> **THE REQUEST**:
Could you write out the records below exactly as they appear, leaving out any pictures?

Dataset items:
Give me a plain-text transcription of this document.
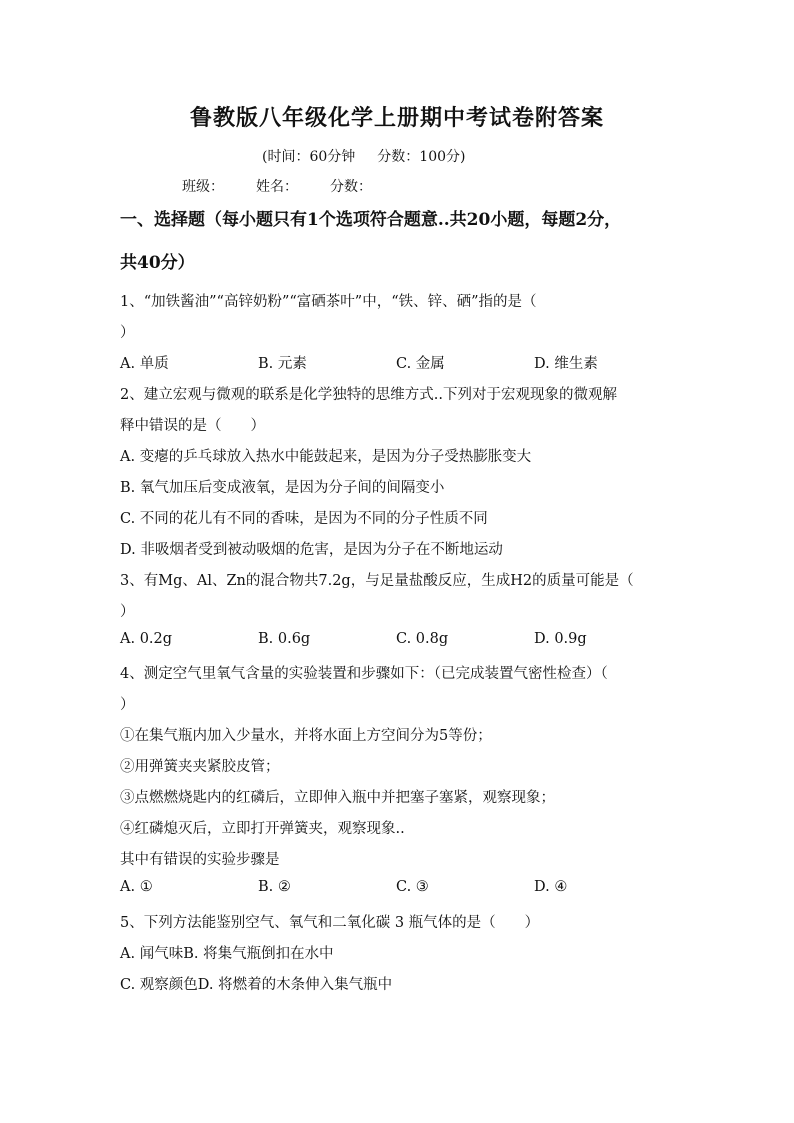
鲁教版八年级化学上册期中考试卷附答案
(时间：60分钟 分数：100分)
班级： 姓名： 分数：
一、选择题（每小题只有1个选项符合题意..共20小题，每题2分，
共40分）
1、“加铁酱油”“高锌奶粉”“富硒茶叶”中，“铁、锌、硒”指的是（
）
A. 单质	B. 元素	C. 金属	D. 维生素
2、建立宏观与微观的联系是化学独特的思维方式..下列对于宏观现象的微观解
释中错误的是（　　）
A. 变瘪的乒乓球放入热水中能鼓起来，是因为分子受热膨胀变大
B. 氧气加压后变成液氧，是因为分子间的间隔变小
C. 不同的花儿有不同的香味，是因为不同的分子性质不同
D. 非吸烟者受到被动吸烟的危害，是因为分子在不断地运动
3、有Mg、Al、Zn的混合物共7.2g，与足量盐酸反应，生成H2的质量可能是（
）
A. 0.2g	B. 0.6g	C. 0.8g	D. 0.9g
4、测定空气里氧气含量的实验装置和步骤如下：（已完成装置气密性检查）（
）
①在集气瓶内加入少量水，并将水面上方空间分为5等份；
②用弹簧夹夹紧胶皮管；
③点燃燃烧匙内的红磷后，立即伸入瓶中并把塞子塞紧，观察现象；
④红磷熄灭后，立即打开弹簧夹，观察现象..
其中有错误的实验步骤是
A. ①	B. ②	C. ③	D. ④
5、下列方法能鉴别空气、氧气和二氧化碳 3 瓶气体的是（　　）
A. 闻气味B. 将集气瓶倒扣在水中
C. 观察颜色D. 将燃着的木条伸入集气瓶中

> **ANSWER TO THE TASK**:
Give me a plain-text transcription of this document.
鲁教版八年级化学上册期中考试卷附答案
(时间：60分钟 分数：100分)
班级： 姓名： 分数：
一、选择题（每小题只有1个选项符合题意..共20小题，每题2分，
共40分）
1、“加铁酱油”“高锌奶粉”“富硒茶叶”中，“铁、锌、硒”指的是（
）
A. 单质	B. 元素	C. 金属	D. 维生素
2、建立宏观与微观的联系是化学独特的思维方式..下列对于宏观现象的微观解
释中错误的是（　　）
A. 变瘪的乒乓球放入热水中能鼓起来，是因为分子受热膨胀变大
B. 氧气加压后变成液氧，是因为分子间的间隔变小
C. 不同的花儿有不同的香味，是因为不同的分子性质不同
D. 非吸烟者受到被动吸烟的危害，是因为分子在不断地运动
3、有Mg、Al、Zn的混合物共7.2g，与足量盐酸反应，生成H2的质量可能是（
）
A. 0.2g	B. 0.6g	C. 0.8g	D. 0.9g
4、测定空气里氧气含量的实验装置和步骤如下：（已完成装置气密性检查）（
）
①在集气瓶内加入少量水，并将水面上方空间分为5等份；
②用弹簧夹夹紧胶皮管；
③点燃燃烧匙内的红磷后，立即伸入瓶中并把塞子塞紧，观察现象；
④红磷熄灭后，立即打开弹簧夹，观察现象..
其中有错误的实验步骤是
A. ①	B. ②	C. ③	D. ④
5、下列方法能鉴别空气、氧气和二氧化碳 3 瓶气体的是（　　）
A. 闻气味B. 将集气瓶倒扣在水中
C. 观察颜色D. 将燃着的木条伸入集气瓶中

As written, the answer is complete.